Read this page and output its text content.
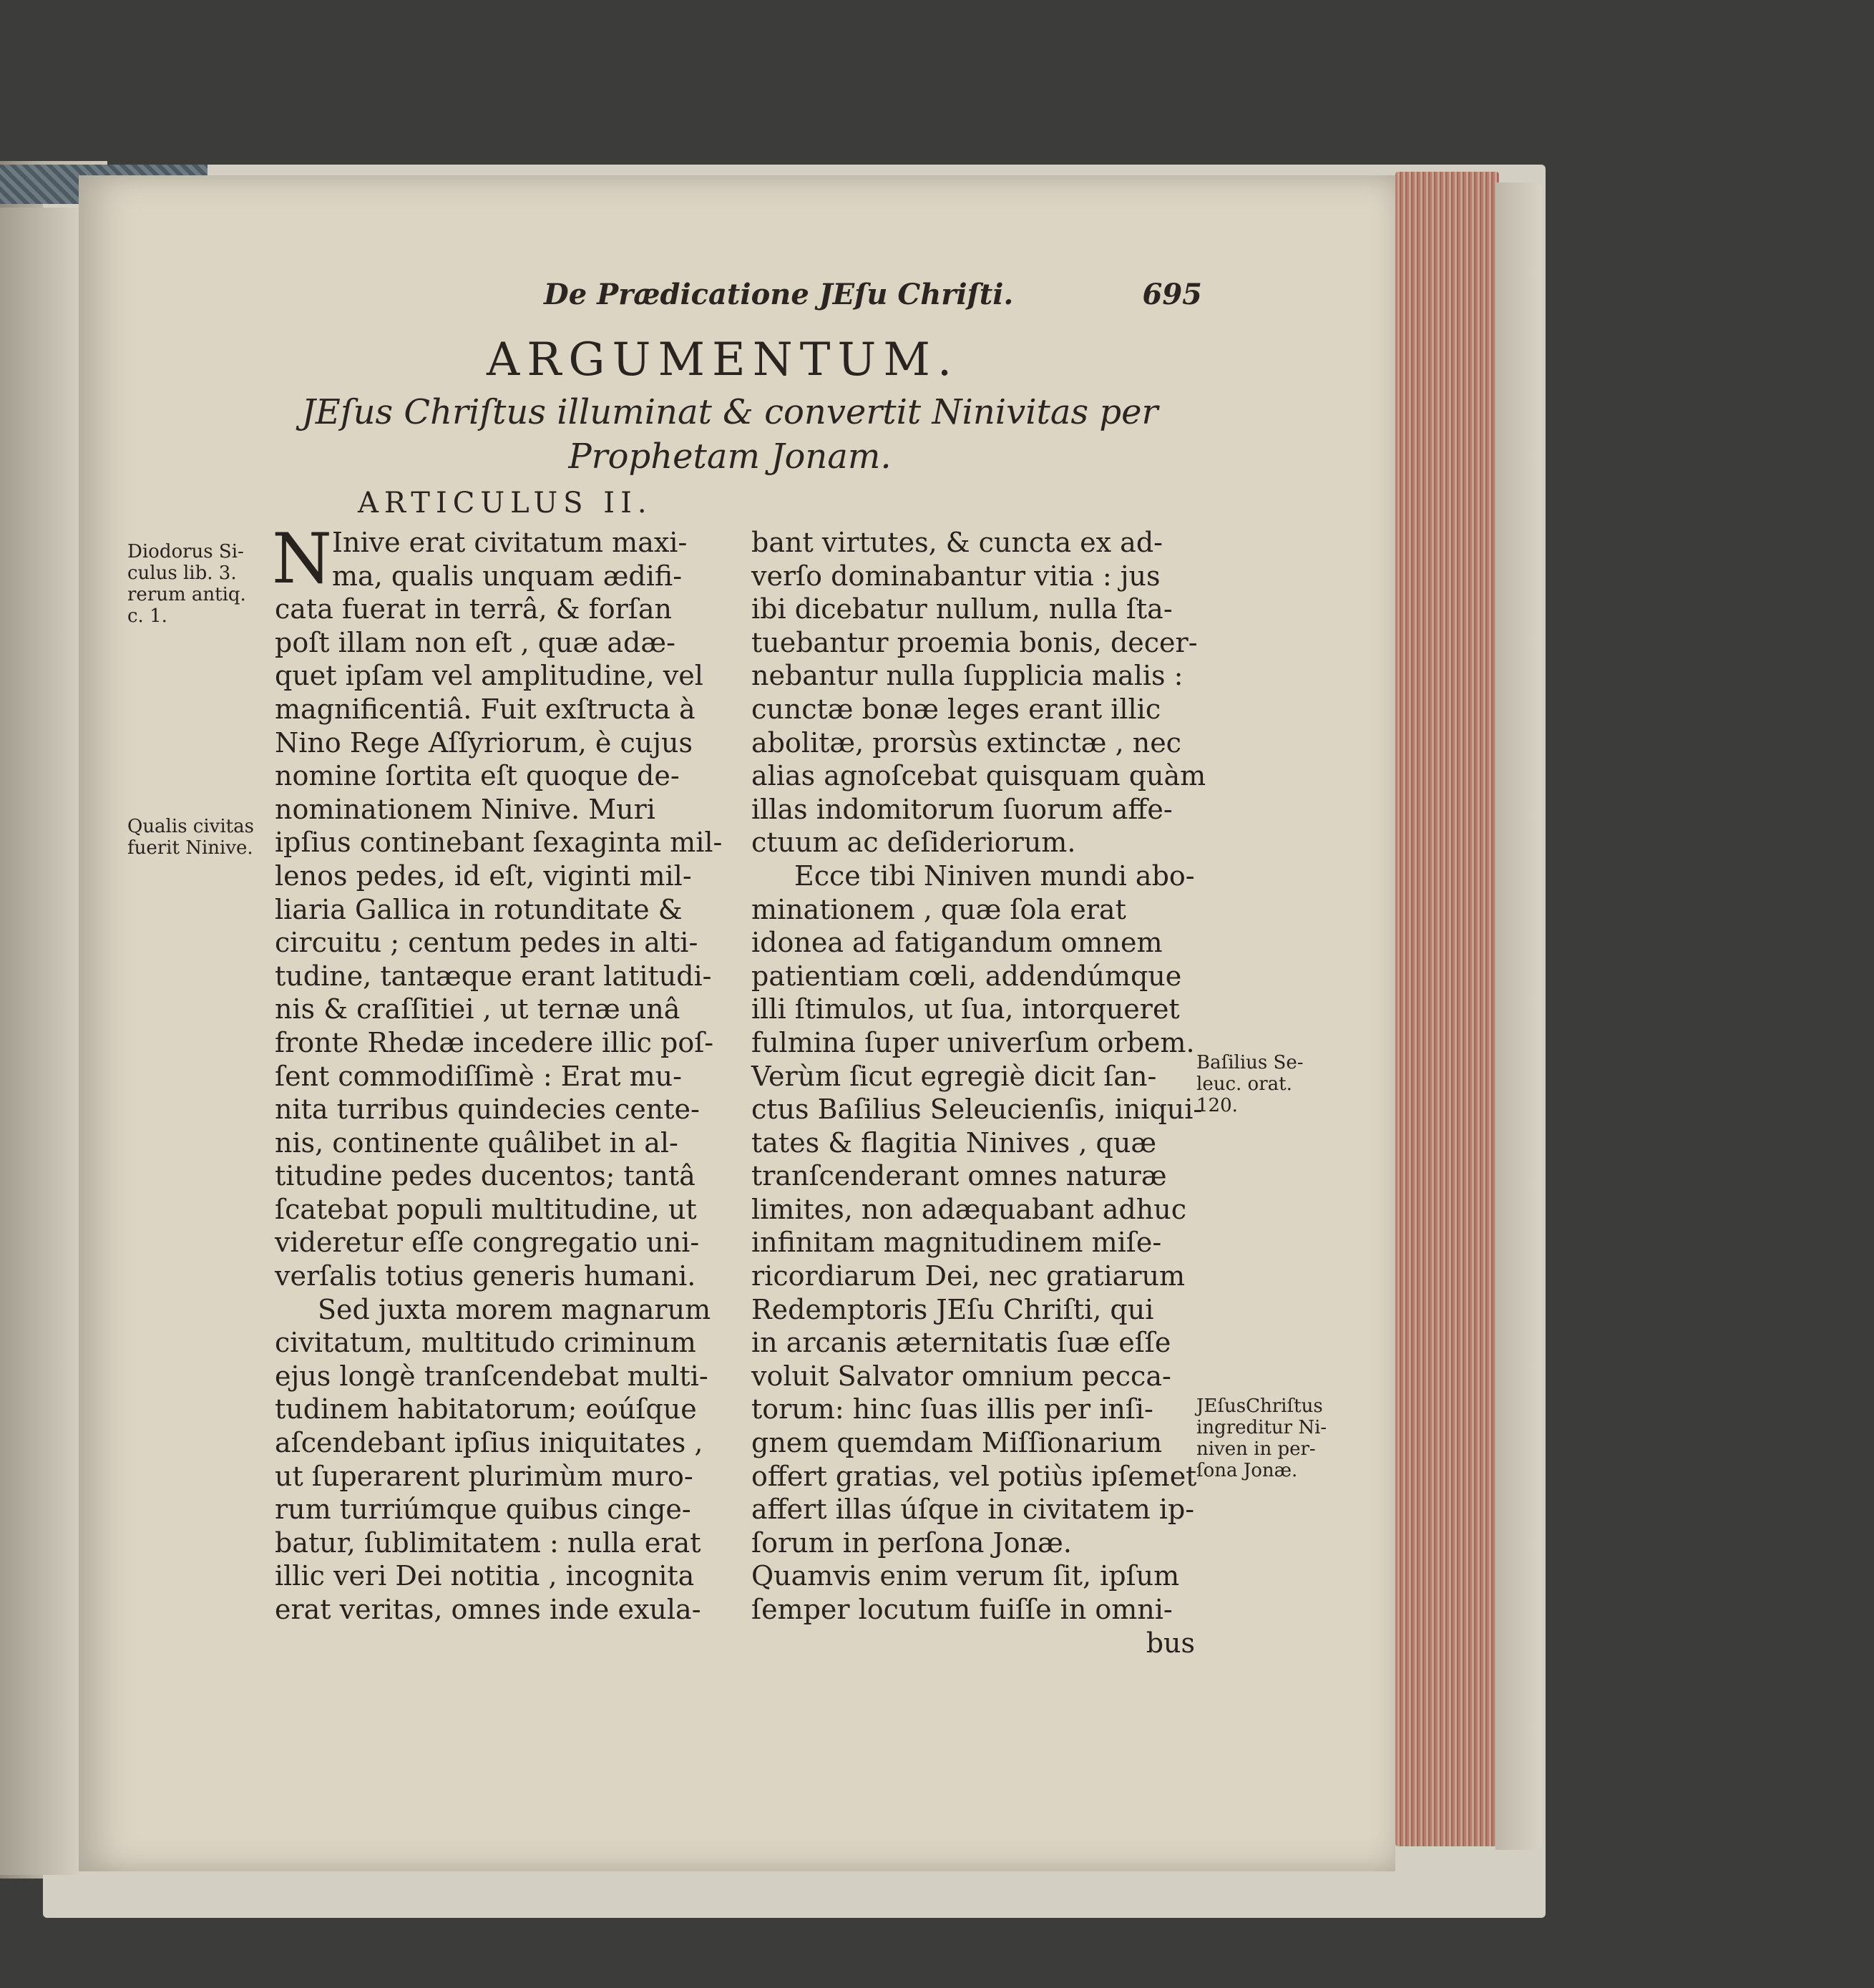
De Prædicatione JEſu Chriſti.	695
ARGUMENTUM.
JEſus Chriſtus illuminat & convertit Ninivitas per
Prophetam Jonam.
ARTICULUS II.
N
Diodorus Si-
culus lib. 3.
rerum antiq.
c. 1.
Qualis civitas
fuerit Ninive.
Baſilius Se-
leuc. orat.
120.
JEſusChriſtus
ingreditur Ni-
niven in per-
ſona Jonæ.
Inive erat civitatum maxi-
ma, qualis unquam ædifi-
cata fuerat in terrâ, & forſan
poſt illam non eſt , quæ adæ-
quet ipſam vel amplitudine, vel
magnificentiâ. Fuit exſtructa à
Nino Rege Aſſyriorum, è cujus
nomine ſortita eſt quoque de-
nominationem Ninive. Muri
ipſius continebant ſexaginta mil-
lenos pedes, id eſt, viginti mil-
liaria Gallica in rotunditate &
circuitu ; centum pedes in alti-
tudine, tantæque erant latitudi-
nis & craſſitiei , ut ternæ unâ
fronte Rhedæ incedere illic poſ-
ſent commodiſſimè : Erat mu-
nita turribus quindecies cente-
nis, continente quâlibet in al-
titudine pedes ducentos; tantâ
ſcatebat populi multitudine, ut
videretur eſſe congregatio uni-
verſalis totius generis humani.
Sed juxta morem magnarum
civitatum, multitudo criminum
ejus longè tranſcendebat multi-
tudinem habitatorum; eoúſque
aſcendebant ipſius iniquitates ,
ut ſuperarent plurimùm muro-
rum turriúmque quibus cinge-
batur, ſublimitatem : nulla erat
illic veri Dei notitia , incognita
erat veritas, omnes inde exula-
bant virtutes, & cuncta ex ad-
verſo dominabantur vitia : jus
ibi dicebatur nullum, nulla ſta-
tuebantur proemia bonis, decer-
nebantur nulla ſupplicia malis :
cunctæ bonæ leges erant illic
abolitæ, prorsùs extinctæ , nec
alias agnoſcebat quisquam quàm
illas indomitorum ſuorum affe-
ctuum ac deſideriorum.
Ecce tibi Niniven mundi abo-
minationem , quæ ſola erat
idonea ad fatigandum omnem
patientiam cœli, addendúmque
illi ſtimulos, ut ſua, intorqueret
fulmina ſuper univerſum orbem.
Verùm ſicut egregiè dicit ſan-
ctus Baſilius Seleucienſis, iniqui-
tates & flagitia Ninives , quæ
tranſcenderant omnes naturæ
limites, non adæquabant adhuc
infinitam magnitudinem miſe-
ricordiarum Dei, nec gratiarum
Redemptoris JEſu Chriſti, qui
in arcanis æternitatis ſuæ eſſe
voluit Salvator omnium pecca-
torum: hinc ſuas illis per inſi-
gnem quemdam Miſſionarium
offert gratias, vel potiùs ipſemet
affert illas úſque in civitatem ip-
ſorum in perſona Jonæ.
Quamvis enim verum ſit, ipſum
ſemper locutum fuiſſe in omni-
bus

---

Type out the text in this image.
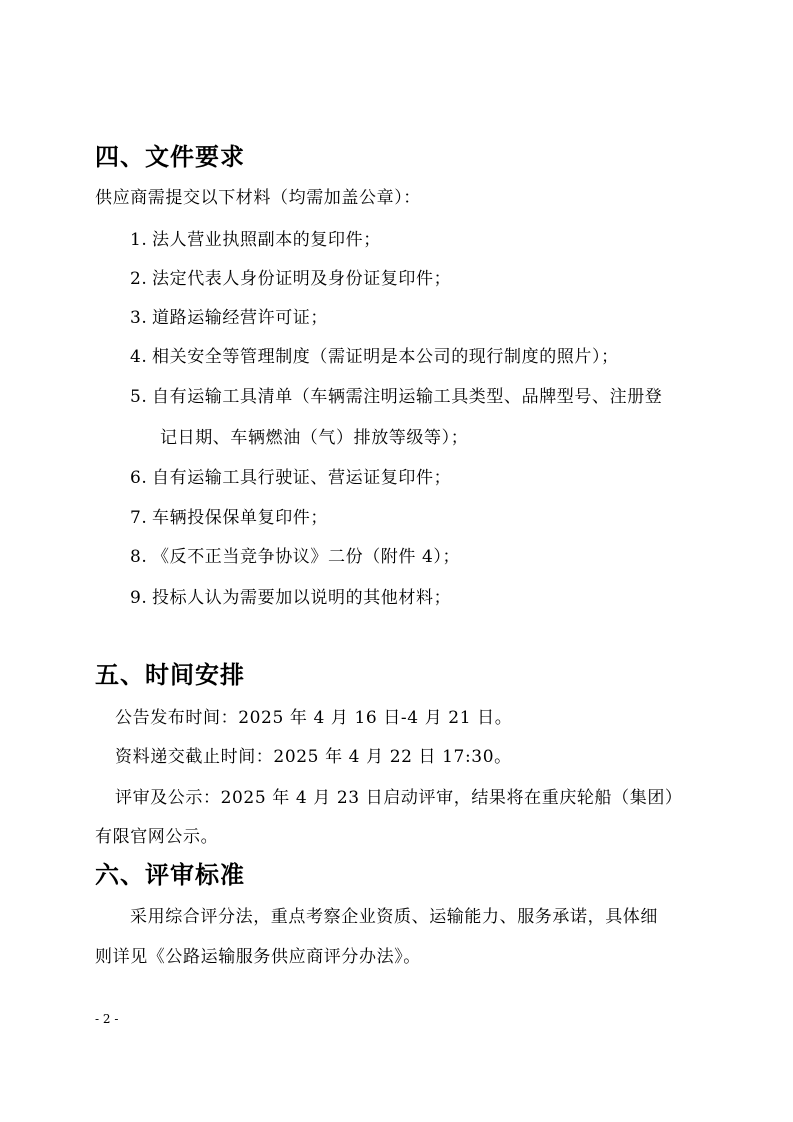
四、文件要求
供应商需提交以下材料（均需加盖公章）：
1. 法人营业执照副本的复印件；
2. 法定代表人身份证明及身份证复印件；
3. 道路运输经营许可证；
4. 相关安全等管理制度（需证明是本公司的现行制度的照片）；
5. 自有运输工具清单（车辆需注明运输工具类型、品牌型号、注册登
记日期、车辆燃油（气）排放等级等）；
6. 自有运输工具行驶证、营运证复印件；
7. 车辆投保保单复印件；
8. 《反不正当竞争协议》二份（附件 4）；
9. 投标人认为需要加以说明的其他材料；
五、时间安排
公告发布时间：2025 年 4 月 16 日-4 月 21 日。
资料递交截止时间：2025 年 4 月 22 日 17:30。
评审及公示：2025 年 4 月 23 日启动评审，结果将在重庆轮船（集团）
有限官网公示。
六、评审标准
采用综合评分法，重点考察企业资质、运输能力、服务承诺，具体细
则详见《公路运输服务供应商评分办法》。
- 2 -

> **Job**: Look through the entries above and report the number of lines that contain "Chriſti". Write only the number.

> **Answer to this task**: 2